→ Given exercise: Copy these records word for word, leaving out the pictures.

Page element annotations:
=-=-=-=-=
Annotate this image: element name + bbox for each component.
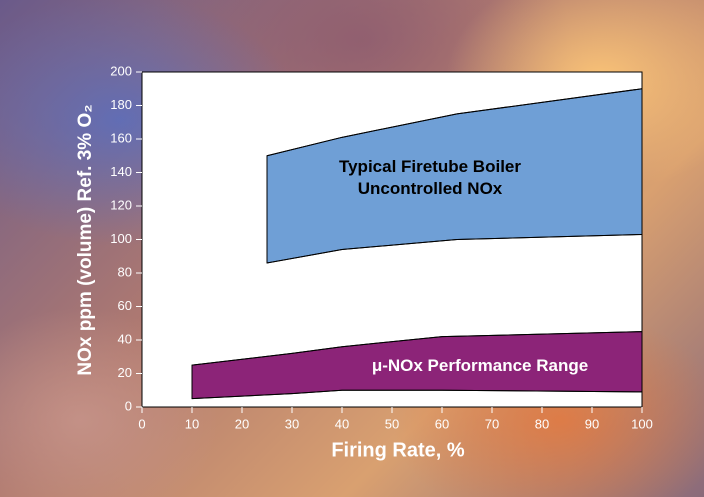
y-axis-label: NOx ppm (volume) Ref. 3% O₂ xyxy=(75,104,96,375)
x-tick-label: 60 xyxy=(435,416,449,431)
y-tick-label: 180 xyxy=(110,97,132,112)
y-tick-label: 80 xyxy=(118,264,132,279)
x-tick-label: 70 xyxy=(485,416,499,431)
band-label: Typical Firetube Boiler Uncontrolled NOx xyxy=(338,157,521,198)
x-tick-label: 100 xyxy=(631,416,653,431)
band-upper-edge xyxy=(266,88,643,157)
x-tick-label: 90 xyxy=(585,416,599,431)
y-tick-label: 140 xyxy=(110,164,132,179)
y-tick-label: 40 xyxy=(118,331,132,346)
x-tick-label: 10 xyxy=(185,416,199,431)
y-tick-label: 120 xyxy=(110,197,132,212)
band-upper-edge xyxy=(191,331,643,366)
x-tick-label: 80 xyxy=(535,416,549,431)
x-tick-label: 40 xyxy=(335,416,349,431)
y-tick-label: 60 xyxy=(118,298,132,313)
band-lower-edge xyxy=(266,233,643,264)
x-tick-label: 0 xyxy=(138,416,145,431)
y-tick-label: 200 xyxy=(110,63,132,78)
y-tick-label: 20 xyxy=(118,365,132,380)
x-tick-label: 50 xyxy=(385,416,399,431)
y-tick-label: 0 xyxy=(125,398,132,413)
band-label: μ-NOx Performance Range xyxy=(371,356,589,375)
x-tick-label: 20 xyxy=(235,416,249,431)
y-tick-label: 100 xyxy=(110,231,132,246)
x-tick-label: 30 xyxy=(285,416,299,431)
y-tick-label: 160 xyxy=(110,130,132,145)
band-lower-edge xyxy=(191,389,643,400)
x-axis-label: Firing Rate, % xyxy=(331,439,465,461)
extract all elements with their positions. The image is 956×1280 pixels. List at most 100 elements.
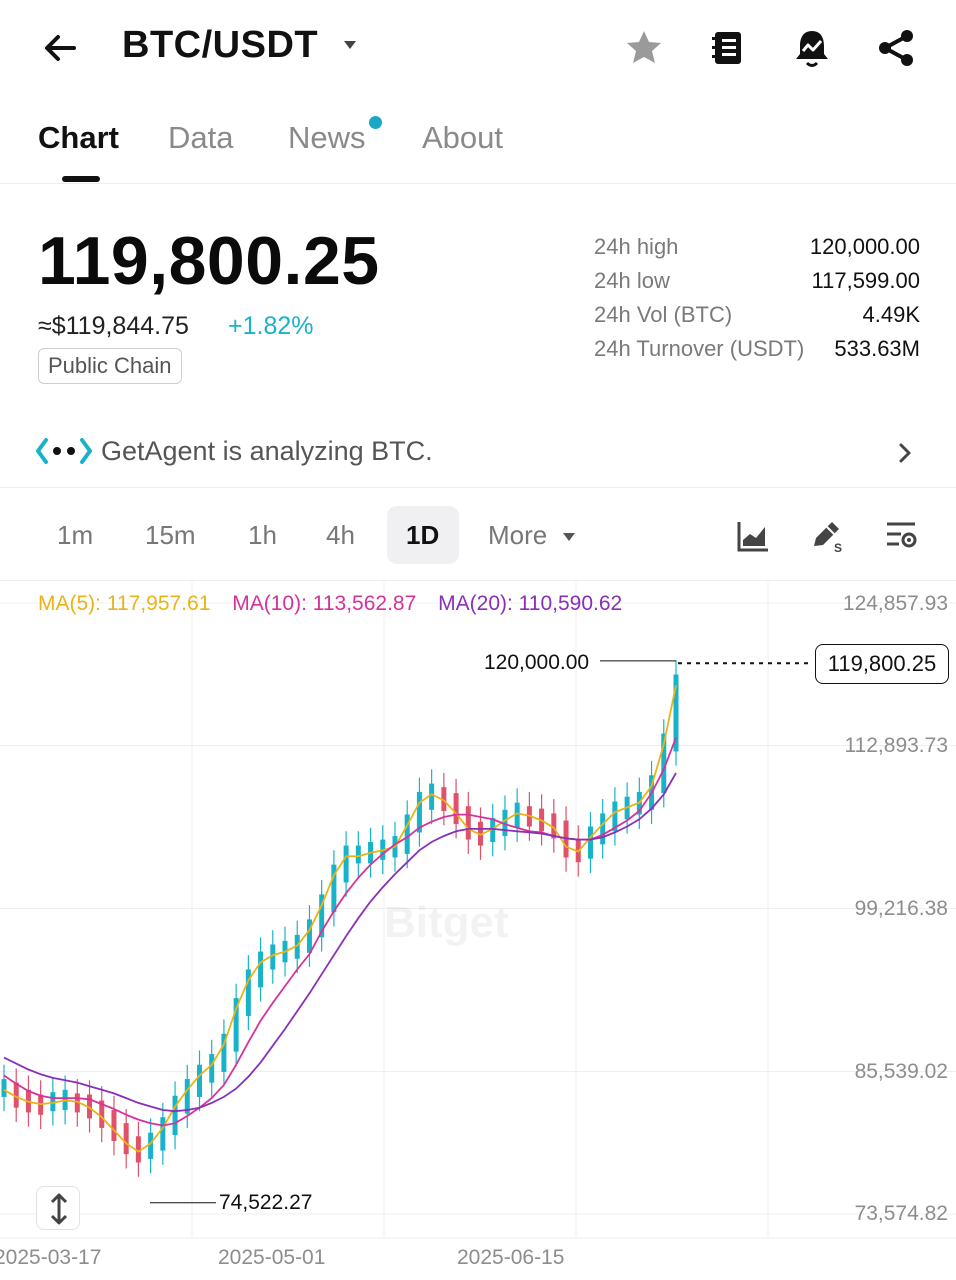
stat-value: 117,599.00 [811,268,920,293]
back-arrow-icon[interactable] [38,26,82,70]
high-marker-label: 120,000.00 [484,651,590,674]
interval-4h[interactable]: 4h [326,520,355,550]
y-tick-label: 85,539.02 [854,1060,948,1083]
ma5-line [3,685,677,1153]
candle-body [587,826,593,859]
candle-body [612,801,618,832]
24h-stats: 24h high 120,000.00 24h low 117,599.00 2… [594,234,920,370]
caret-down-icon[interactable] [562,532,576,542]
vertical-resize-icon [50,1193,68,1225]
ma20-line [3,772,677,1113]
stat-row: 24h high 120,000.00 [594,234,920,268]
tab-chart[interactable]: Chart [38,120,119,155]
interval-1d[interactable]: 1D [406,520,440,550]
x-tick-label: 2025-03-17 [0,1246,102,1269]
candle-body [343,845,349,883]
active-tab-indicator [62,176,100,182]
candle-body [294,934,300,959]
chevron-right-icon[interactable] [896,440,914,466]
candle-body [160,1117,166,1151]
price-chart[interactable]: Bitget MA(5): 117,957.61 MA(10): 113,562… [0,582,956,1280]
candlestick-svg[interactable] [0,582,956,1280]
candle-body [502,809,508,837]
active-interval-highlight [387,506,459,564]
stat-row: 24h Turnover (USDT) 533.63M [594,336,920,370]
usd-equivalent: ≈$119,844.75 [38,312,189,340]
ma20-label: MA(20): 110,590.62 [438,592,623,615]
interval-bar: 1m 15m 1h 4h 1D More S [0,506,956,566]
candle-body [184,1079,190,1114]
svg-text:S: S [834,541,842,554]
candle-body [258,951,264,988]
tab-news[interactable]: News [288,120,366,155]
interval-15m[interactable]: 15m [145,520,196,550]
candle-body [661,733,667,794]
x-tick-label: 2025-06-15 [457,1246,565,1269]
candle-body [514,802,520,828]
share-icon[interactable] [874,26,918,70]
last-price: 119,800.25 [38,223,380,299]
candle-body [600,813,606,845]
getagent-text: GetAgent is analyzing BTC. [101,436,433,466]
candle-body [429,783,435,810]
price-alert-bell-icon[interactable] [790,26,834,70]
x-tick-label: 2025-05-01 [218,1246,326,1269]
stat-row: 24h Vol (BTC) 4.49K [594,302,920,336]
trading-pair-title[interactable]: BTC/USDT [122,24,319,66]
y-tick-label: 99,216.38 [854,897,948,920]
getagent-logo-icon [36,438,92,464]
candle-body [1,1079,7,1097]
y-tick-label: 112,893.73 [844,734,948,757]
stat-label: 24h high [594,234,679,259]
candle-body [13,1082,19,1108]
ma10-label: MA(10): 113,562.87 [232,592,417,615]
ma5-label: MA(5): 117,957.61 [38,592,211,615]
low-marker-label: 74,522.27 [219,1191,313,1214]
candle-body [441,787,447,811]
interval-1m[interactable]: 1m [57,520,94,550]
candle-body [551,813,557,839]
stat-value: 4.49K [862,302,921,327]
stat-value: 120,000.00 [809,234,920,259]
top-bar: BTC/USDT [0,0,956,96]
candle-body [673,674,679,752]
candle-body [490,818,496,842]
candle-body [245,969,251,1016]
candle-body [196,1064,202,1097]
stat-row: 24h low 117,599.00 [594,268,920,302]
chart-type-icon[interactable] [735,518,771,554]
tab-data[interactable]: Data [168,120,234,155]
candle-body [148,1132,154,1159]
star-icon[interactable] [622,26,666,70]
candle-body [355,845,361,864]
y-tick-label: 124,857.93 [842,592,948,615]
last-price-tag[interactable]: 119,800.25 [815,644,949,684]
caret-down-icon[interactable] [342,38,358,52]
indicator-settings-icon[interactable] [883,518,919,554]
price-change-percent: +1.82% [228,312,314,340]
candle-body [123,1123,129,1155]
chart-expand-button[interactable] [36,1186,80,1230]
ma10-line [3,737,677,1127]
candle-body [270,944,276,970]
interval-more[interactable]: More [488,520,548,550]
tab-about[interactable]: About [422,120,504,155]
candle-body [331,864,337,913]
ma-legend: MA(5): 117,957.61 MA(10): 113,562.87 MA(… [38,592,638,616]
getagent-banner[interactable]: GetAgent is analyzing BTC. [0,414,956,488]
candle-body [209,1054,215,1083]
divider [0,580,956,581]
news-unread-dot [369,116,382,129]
=-=-=-=-=
→ Result of this exercise:
Annotate this image: element name + bbox for each component.
y-axis-label: NOx ppm (volume) Ref. 3% O₂ xyxy=(75,104,96,375)
x-tick-label: 60 xyxy=(435,416,449,431)
y-tick-label: 180 xyxy=(110,97,132,112)
y-tick-label: 80 xyxy=(118,264,132,279)
x-tick-label: 70 xyxy=(485,416,499,431)
band-label: Typical Firetube Boiler Uncontrolled NOx xyxy=(338,157,521,198)
x-tick-label: 100 xyxy=(631,416,653,431)
band-upper-edge xyxy=(266,88,643,157)
x-tick-label: 90 xyxy=(585,416,599,431)
y-tick-label: 140 xyxy=(110,164,132,179)
y-tick-label: 40 xyxy=(118,331,132,346)
x-tick-label: 10 xyxy=(185,416,199,431)
y-tick-label: 120 xyxy=(110,197,132,212)
band-upper-edge xyxy=(191,331,643,366)
x-tick-label: 80 xyxy=(535,416,549,431)
x-tick-label: 40 xyxy=(335,416,349,431)
y-tick-label: 60 xyxy=(118,298,132,313)
band-lower-edge xyxy=(266,233,643,264)
x-tick-label: 0 xyxy=(138,416,145,431)
y-tick-label: 200 xyxy=(110,63,132,78)
y-tick-label: 20 xyxy=(118,365,132,380)
x-tick-label: 50 xyxy=(385,416,399,431)
y-tick-label: 0 xyxy=(125,398,132,413)
band-label: μ-NOx Performance Range xyxy=(371,356,589,375)
x-tick-label: 20 xyxy=(235,416,249,431)
y-tick-label: 100 xyxy=(110,231,132,246)
x-tick-label: 30 xyxy=(285,416,299,431)
y-tick-label: 160 xyxy=(110,130,132,145)
band-lower-edge xyxy=(191,389,643,400)
x-axis-label: Firing Rate, % xyxy=(331,439,465,461)
extract all elements with their positions. The image is 956×1280 pixels. List at most 100 elements.
stat-value: 117,599.00 [811,268,920,293]
back-arrow-icon[interactable] [38,26,82,70]
high-marker-label: 120,000.00 [484,651,590,674]
interval-4h[interactable]: 4h [326,520,355,550]
y-tick-label: 85,539.02 [854,1060,948,1083]
ma5-line [3,685,677,1153]
candle-body [587,826,593,859]
candle-body [612,801,618,832]
24h-stats: 24h high 120,000.00 24h low 117,599.00 2… [594,234,920,370]
caret-down-icon[interactable] [562,532,576,542]
vertical-resize-icon [50,1193,68,1225]
ma20-line [3,772,677,1113]
stat-row: 24h high 120,000.00 [594,234,920,268]
tab-chart[interactable]: Chart [38,120,119,155]
interval-1d[interactable]: 1D [406,520,440,550]
x-tick-label: 2025-03-17 [0,1246,102,1269]
candle-body [343,845,349,883]
active-tab-indicator [62,176,100,182]
candle-body [294,934,300,959]
chevron-right-icon[interactable] [896,440,914,466]
candle-body [160,1117,166,1151]
price-chart[interactable]: Bitget MA(5): 117,957.61 MA(10): 113,562… [0,582,956,1280]
candlestick-svg[interactable] [0,582,956,1280]
candle-body [502,809,508,837]
active-interval-highlight [387,506,459,564]
stat-row: 24h Turnover (USDT) 533.63M [594,336,920,370]
usd-equivalent: ≈$119,844.75 [38,312,189,340]
ma20-label: MA(20): 110,590.62 [438,592,623,615]
interval-bar: 1m 15m 1h 4h 1D More S [0,506,956,566]
candle-body [184,1079,190,1114]
svg-text:S: S [834,541,842,554]
candle-body [258,951,264,988]
tab-news[interactable]: News [288,120,366,155]
interval-15m[interactable]: 15m [145,520,196,550]
candle-body [661,733,667,794]
x-tick-label: 2025-06-15 [457,1246,565,1269]
candle-body [514,802,520,828]
share-icon[interactable] [874,26,918,70]
last-price: 119,800.25 [38,223,380,299]
candle-body [600,813,606,845]
getagent-text: GetAgent is analyzing BTC. [101,436,433,466]
candle-body [429,783,435,810]
price-alert-bell-icon[interactable] [790,26,834,70]
x-tick-label: 2025-05-01 [218,1246,326,1269]
stat-row: 24h Vol (BTC) 4.49K [594,302,920,336]
trading-pair-title[interactable]: BTC/USDT [122,24,319,66]
y-tick-label: 99,216.38 [854,897,948,920]
getagent-logo-icon [36,438,92,464]
candle-body [1,1079,7,1097]
y-tick-label: 112,893.73 [844,734,948,757]
stat-label: 24h high [594,234,679,259]
candle-body [13,1082,19,1108]
ma10-label: MA(10): 113,562.87 [232,592,417,615]
ma5-label: MA(5): 117,957.61 [38,592,211,615]
low-marker-label: 74,522.27 [219,1191,313,1214]
candle-body [441,787,447,811]
interval-1m[interactable]: 1m [57,520,94,550]
candle-body [551,813,557,839]
stat-value: 4.49K [862,302,921,327]
stat-value: 120,000.00 [809,234,920,259]
top-bar: BTC/USDT [0,0,956,96]
candle-body [673,674,679,752]
candle-body [490,818,496,842]
candle-body [245,969,251,1016]
candle-body [196,1064,202,1097]
stat-row: 24h low 117,599.00 [594,268,920,302]
chart-type-icon[interactable] [735,518,771,554]
tab-data[interactable]: Data [168,120,234,155]
candle-body [148,1132,154,1159]
star-icon[interactable] [622,26,666,70]
candle-body [355,845,361,864]
y-tick-label: 124,857.93 [842,592,948,615]
last-price-tag[interactable]: 119,800.25 [815,644,949,684]
caret-down-icon[interactable] [342,38,358,52]
indicator-settings-icon[interactable] [883,518,919,554]
price-change-percent: +1.82% [228,312,314,340]
candle-body [123,1123,129,1155]
chart-expand-button[interactable] [36,1186,80,1230]
ma10-line [3,737,677,1127]
candle-body [270,944,276,970]
interval-more[interactable]: More [488,520,548,550]
tab-about[interactable]: About [422,120,504,155]
candle-body [331,864,337,913]
ma-legend: MA(5): 117,957.61 MA(10): 113,562.87 MA(… [38,592,638,616]
getagent-banner[interactable]: GetAgent is analyzing BTC. [0,414,956,488]
candle-body [209,1054,215,1083]
divider [0,580,956,581]
news-unread-dot [369,116,382,129]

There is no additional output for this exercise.